Task statement
Every line holding the string "据材料一" should be gathered.

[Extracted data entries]
▼▼▼

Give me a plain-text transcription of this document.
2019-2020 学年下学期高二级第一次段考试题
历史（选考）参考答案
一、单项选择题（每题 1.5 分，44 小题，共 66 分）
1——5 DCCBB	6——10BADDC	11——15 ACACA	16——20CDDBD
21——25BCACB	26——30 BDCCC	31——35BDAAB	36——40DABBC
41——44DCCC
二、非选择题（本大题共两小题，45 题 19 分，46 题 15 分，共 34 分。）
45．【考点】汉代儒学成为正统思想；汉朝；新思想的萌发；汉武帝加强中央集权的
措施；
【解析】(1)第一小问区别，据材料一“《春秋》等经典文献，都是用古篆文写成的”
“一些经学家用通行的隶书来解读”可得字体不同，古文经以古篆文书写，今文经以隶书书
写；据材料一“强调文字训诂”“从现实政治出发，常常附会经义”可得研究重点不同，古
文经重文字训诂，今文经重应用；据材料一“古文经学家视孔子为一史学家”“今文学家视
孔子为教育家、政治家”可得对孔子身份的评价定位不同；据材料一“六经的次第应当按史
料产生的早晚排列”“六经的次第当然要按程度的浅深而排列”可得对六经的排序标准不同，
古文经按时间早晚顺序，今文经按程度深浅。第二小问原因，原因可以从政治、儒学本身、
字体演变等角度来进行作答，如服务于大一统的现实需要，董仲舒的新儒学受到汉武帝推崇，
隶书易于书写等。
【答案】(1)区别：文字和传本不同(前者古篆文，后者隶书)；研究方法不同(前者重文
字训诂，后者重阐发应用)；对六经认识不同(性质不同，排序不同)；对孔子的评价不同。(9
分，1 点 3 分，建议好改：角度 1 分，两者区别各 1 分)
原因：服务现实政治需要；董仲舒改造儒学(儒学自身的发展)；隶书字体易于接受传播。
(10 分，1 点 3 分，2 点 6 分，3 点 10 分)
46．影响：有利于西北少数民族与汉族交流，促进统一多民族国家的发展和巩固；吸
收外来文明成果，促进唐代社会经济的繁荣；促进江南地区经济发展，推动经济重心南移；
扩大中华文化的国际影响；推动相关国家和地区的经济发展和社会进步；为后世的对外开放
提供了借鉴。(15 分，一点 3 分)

▲▲▲

Result of this exercise
【解析】(1)第一小问区别，据材料一“《春秋》等经典文献，都是用古篆文写成的”
写；据材料一“强调文字训诂”“从现实政治出发，常常附会经义”可得研究重点不同，古
文经重文字训诂，今文经重应用；据材料一“古文经学家视孔子为一史学家”“今文学家视
孔子为教育家、政治家”可得对孔子身份的评价定位不同；据材料一“六经的次第应当按史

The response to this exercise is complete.